◆ ITEMS ◆
* begin *

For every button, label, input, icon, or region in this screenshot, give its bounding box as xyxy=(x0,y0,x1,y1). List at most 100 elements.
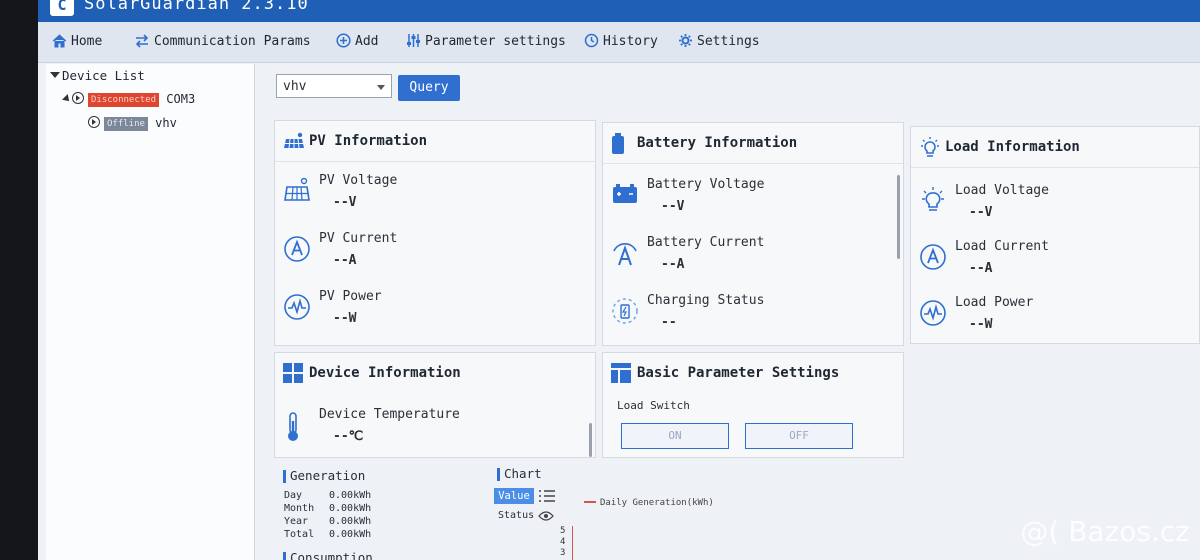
menu-communication-params[interactable]: Communication Params xyxy=(134,30,311,54)
device-temperature-row: Device Temperature --℃ xyxy=(275,405,595,455)
device-select-value: vhv xyxy=(283,79,307,94)
load-current-value: --A xyxy=(969,261,993,276)
pv-voltage-label: PV Voltage xyxy=(319,173,398,188)
consumption-title: Consumption xyxy=(283,550,373,560)
battery-current-label: Battery Current xyxy=(647,235,765,250)
load-current-row: Load Current --A xyxy=(911,237,1199,287)
expand-triangle-icon[interactable] xyxy=(50,72,60,78)
menu-home-label: Home xyxy=(71,34,103,49)
pv-power-value: --W xyxy=(333,311,357,326)
chart-ytick-5: 5 xyxy=(560,526,566,536)
pv-power-row: PV Power --W xyxy=(275,287,595,337)
app-window: C SolarGuardian 2.3.10 Home Communicatio… xyxy=(38,0,1200,560)
eye-icon[interactable] xyxy=(538,510,554,522)
ampere-icon xyxy=(284,236,310,262)
load-card-title: Load Information xyxy=(945,139,1080,155)
device-tree-item-com3[interactable]: Disconnected COM3 xyxy=(62,92,196,107)
menu-history[interactable]: History xyxy=(584,30,658,54)
pv-power-label: PV Power xyxy=(319,289,382,304)
power-wave-icon xyxy=(920,300,946,326)
device-tree-item-vhv[interactable]: Offline vhv xyxy=(88,116,177,131)
title-bar: C SolarGuardian 2.3.10 xyxy=(38,0,1200,22)
ampere-icon xyxy=(920,244,946,270)
expand-triangle-icon[interactable] xyxy=(62,94,72,104)
solar-panel-icon xyxy=(284,177,310,201)
menu-home[interactable]: Home xyxy=(52,30,102,54)
device-select[interactable]: vhv xyxy=(276,74,392,98)
load-card-header: Load Information xyxy=(911,127,1199,168)
device-temperature-label: Device Temperature xyxy=(319,407,460,422)
generation-total-label: Total xyxy=(284,529,315,540)
ampere-icon xyxy=(613,243,637,266)
device-temperature-value: --℃ xyxy=(333,429,364,444)
chart-title: Chart xyxy=(497,466,542,481)
basic-parameter-settings-card: Basic Parameter Settings Load Switch ON … xyxy=(602,352,904,458)
charging-icon xyxy=(612,298,638,324)
device-list-title: Device List xyxy=(62,68,145,83)
load-voltage-row: Load Voltage --V xyxy=(911,181,1199,231)
generation-year-label: Year xyxy=(284,516,309,527)
charging-status-label: Charging Status xyxy=(647,293,765,308)
query-button[interactable]: Query xyxy=(398,75,460,101)
app-title: SolarGuardian 2.3.10 xyxy=(84,0,309,14)
app-logo: C xyxy=(50,0,74,16)
generation-row-month: Month 0.00kWh xyxy=(284,503,371,514)
gear-icon xyxy=(679,34,692,47)
load-current-label: Load Current xyxy=(955,239,1049,254)
device-list-panel: Device List Disconnected COM3 Offline vh… xyxy=(46,64,255,560)
generation-row-year: Year 0.00kWh xyxy=(284,516,371,527)
device-list-root[interactable]: Device List xyxy=(50,68,145,83)
battery-current-row: Battery Current --A xyxy=(603,233,903,283)
device-name-com3: COM3 xyxy=(166,92,196,106)
load-voltage-label: Load Voltage xyxy=(955,183,1049,198)
add-circle-icon xyxy=(336,33,351,48)
generation-month-label: Month xyxy=(284,503,315,514)
battery-card-scrollbar[interactable] xyxy=(897,175,900,259)
pv-voltage-row: PV Voltage --V xyxy=(275,171,595,221)
chevron-down-icon xyxy=(377,85,385,90)
device-name-vhv: vhv xyxy=(155,116,177,130)
basic-card-title: Basic Parameter Settings xyxy=(637,365,840,381)
device-card-title: Device Information xyxy=(309,365,461,381)
menu-parameter-settings[interactable]: Parameter settings xyxy=(406,30,566,54)
pv-card-title: PV Information xyxy=(309,133,428,149)
menu-settings[interactable]: Settings xyxy=(678,30,760,54)
generation-month-value: 0.00kWh xyxy=(329,503,372,514)
main-content: vhv Query PV Information PV Voltage --V … xyxy=(268,66,1200,560)
load-power-label: Load Power xyxy=(955,295,1034,310)
generation-title: Generation xyxy=(282,468,366,483)
charging-status-value: -- xyxy=(661,315,677,330)
monitor-bezel xyxy=(0,0,38,560)
generation-day-label: Day xyxy=(284,490,303,501)
generation-year-value: 0.00kWh xyxy=(329,516,372,527)
watermark-text: @( Bazos.cz xyxy=(1020,515,1190,548)
menu-history-label: History xyxy=(603,34,658,49)
list-icon[interactable] xyxy=(538,488,556,504)
chart-ytick-4: 4 xyxy=(560,537,566,547)
load-switch-on-button[interactable]: ON xyxy=(621,423,729,449)
menu-bar: Home Communication Params Add Parameter … xyxy=(38,22,1200,63)
load-power-value: --W xyxy=(969,317,993,332)
menu-add-label: Add xyxy=(355,34,379,49)
menu-communication-params-label: Communication Params xyxy=(154,34,311,49)
device-card-scrollbar[interactable] xyxy=(589,423,592,457)
load-switch-off-button[interactable]: OFF xyxy=(745,423,853,449)
battery-current-value: --A xyxy=(661,257,685,272)
chart-status-label[interactable]: Status xyxy=(498,510,534,521)
pv-current-label: PV Current xyxy=(319,231,398,246)
swap-arrows-icon xyxy=(135,34,149,48)
pv-current-row: PV Current --A xyxy=(275,229,595,279)
history-icon xyxy=(584,33,599,48)
thermometer-icon xyxy=(288,412,298,441)
pv-current-value: --A xyxy=(333,253,357,268)
generation-day-value: 0.00kWh xyxy=(329,490,372,501)
battery-voltage-row: Battery Voltage --V xyxy=(603,175,903,225)
chart-value-tab[interactable]: Value xyxy=(494,488,534,504)
battery-card-title: Battery Information xyxy=(637,135,798,151)
battery-voltage-value: --V xyxy=(661,199,685,214)
play-circle-icon xyxy=(88,116,100,128)
pv-information-card: PV Information PV Voltage --V PV Current… xyxy=(274,120,596,346)
chart-legend-daily-generation: Daily Generation(kWh) xyxy=(584,498,714,508)
battery-voltage-label: Battery Voltage xyxy=(647,177,765,192)
menu-add[interactable]: Add xyxy=(336,30,378,54)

* end *

Write out every line of the items above word for word, but leave out the pictures.

◆ EXERCISE RESULT ◆
For every button, label, input, icon, or region in this screenshot, give its bounding box as xyxy=(x0,y0,x1,y1). List at most 100 elements.
menu-communication-params[interactable]: Communication Params xyxy=(134,30,311,54)
device-temperature-row: Device Temperature --℃ xyxy=(275,405,595,455)
device-select-value: vhv xyxy=(283,79,307,94)
load-current-value: --A xyxy=(969,261,993,276)
pv-voltage-label: PV Voltage xyxy=(319,173,398,188)
consumption-title: Consumption xyxy=(283,550,373,560)
battery-current-label: Battery Current xyxy=(647,235,765,250)
load-current-row: Load Current --A xyxy=(911,237,1199,287)
expand-triangle-icon[interactable] xyxy=(50,72,60,78)
menu-home-label: Home xyxy=(71,34,103,49)
pv-power-value: --W xyxy=(333,311,357,326)
chart-ytick-5: 5 xyxy=(560,526,566,536)
pv-power-row: PV Power --W xyxy=(275,287,595,337)
app-window: C SolarGuardian 2.3.10 Home Communicatio… xyxy=(38,0,1200,560)
eye-icon[interactable] xyxy=(538,510,554,522)
ampere-icon xyxy=(284,236,310,262)
load-card-title: Load Information xyxy=(945,139,1080,155)
device-tree-item-com3[interactable]: Disconnected COM3 xyxy=(62,92,196,107)
menu-history[interactable]: History xyxy=(584,30,658,54)
pv-power-label: PV Power xyxy=(319,289,382,304)
power-wave-icon xyxy=(920,300,946,326)
device-tree-item-vhv[interactable]: Offline vhv xyxy=(88,116,177,131)
title-bar: C SolarGuardian 2.3.10 xyxy=(38,0,1200,22)
ampere-icon xyxy=(920,244,946,270)
expand-triangle-icon[interactable] xyxy=(62,94,72,104)
solar-panel-icon xyxy=(284,177,310,201)
menu-home[interactable]: Home xyxy=(52,30,102,54)
device-select[interactable]: vhv xyxy=(276,74,392,98)
load-card-header: Load Information xyxy=(911,127,1199,168)
device-temperature-label: Device Temperature xyxy=(319,407,460,422)
generation-total-label: Total xyxy=(284,529,315,540)
ampere-icon xyxy=(613,243,637,266)
device-temperature-value: --℃ xyxy=(333,429,364,444)
chart-title: Chart xyxy=(497,466,542,481)
basic-parameter-settings-card: Basic Parameter Settings Load Switch ON … xyxy=(602,352,904,458)
charging-icon xyxy=(612,298,638,324)
device-list-title: Device List xyxy=(62,68,145,83)
load-voltage-row: Load Voltage --V xyxy=(911,181,1199,231)
generation-year-label: Year xyxy=(284,516,309,527)
charging-status-label: Charging Status xyxy=(647,293,765,308)
query-button[interactable]: Query xyxy=(398,75,460,101)
app-title: SolarGuardian 2.3.10 xyxy=(84,0,309,14)
app-logo: C xyxy=(50,0,74,16)
generation-row-month: Month 0.00kWh xyxy=(284,503,371,514)
gear-icon xyxy=(679,34,692,47)
load-current-label: Load Current xyxy=(955,239,1049,254)
device-list-panel: Device List Disconnected COM3 Offline vh… xyxy=(46,64,255,560)
generation-row-year: Year 0.00kWh xyxy=(284,516,371,527)
device-list-root[interactable]: Device List xyxy=(50,68,145,83)
battery-current-row: Battery Current --A xyxy=(603,233,903,283)
device-name-com3: COM3 xyxy=(166,92,196,106)
load-voltage-label: Load Voltage xyxy=(955,183,1049,198)
add-circle-icon xyxy=(336,33,351,48)
generation-month-label: Month xyxy=(284,503,315,514)
battery-card-scrollbar[interactable] xyxy=(897,175,900,259)
pv-voltage-row: PV Voltage --V xyxy=(275,171,595,221)
chevron-down-icon xyxy=(377,85,385,90)
device-name-vhv: vhv xyxy=(155,116,177,130)
basic-card-title: Basic Parameter Settings xyxy=(637,365,840,381)
device-card-title: Device Information xyxy=(309,365,461,381)
menu-parameter-settings[interactable]: Parameter settings xyxy=(406,30,566,54)
pv-card-title: PV Information xyxy=(309,133,428,149)
menu-settings[interactable]: Settings xyxy=(678,30,760,54)
generation-month-value: 0.00kWh xyxy=(329,503,372,514)
main-content: vhv Query PV Information PV Voltage --V … xyxy=(268,66,1200,560)
load-power-label: Load Power xyxy=(955,295,1034,310)
generation-title: Generation xyxy=(282,468,366,483)
charging-status-value: -- xyxy=(661,315,677,330)
monitor-bezel xyxy=(0,0,38,560)
generation-day-label: Day xyxy=(284,490,303,501)
generation-year-value: 0.00kWh xyxy=(329,516,372,527)
watermark-text: @( Bazos.cz xyxy=(1020,515,1190,548)
menu-history-label: History xyxy=(603,34,658,49)
list-icon[interactable] xyxy=(538,488,556,504)
chart-ytick-4: 4 xyxy=(560,537,566,547)
load-switch-on-button[interactable]: ON xyxy=(621,423,729,449)
menu-bar: Home Communication Params Add Parameter … xyxy=(38,22,1200,63)
load-power-value: --W xyxy=(969,317,993,332)
menu-add-label: Add xyxy=(355,34,379,49)
menu-communication-params-label: Communication Params xyxy=(154,34,311,49)
device-card-scrollbar[interactable] xyxy=(589,423,592,457)
load-switch-off-button[interactable]: OFF xyxy=(745,423,853,449)
battery-current-value: --A xyxy=(661,257,685,272)
chart-status-label[interactable]: Status xyxy=(498,510,534,521)
pv-current-label: PV Current xyxy=(319,231,398,246)
swap-arrows-icon xyxy=(135,34,149,48)
pv-current-row: PV Current --A xyxy=(275,229,595,279)
history-icon xyxy=(584,33,599,48)
thermometer-icon xyxy=(288,412,298,441)
pv-current-value: --A xyxy=(333,253,357,268)
generation-day-value: 0.00kWh xyxy=(329,490,372,501)
battery-voltage-row: Battery Voltage --V xyxy=(603,175,903,225)
chart-value-tab[interactable]: Value xyxy=(494,488,534,504)
battery-card-title: Battery Information xyxy=(637,135,798,151)
battery-voltage-value: --V xyxy=(661,199,685,214)
play-circle-icon xyxy=(88,116,100,128)
pv-information-card: PV Information PV Voltage --V PV Current… xyxy=(274,120,596,346)
chart-legend-daily-generation: Daily Generation(kWh) xyxy=(584,498,714,508)
battery-voltage-label: Battery Voltage xyxy=(647,177,765,192)
menu-add[interactable]: Add xyxy=(336,30,378,54)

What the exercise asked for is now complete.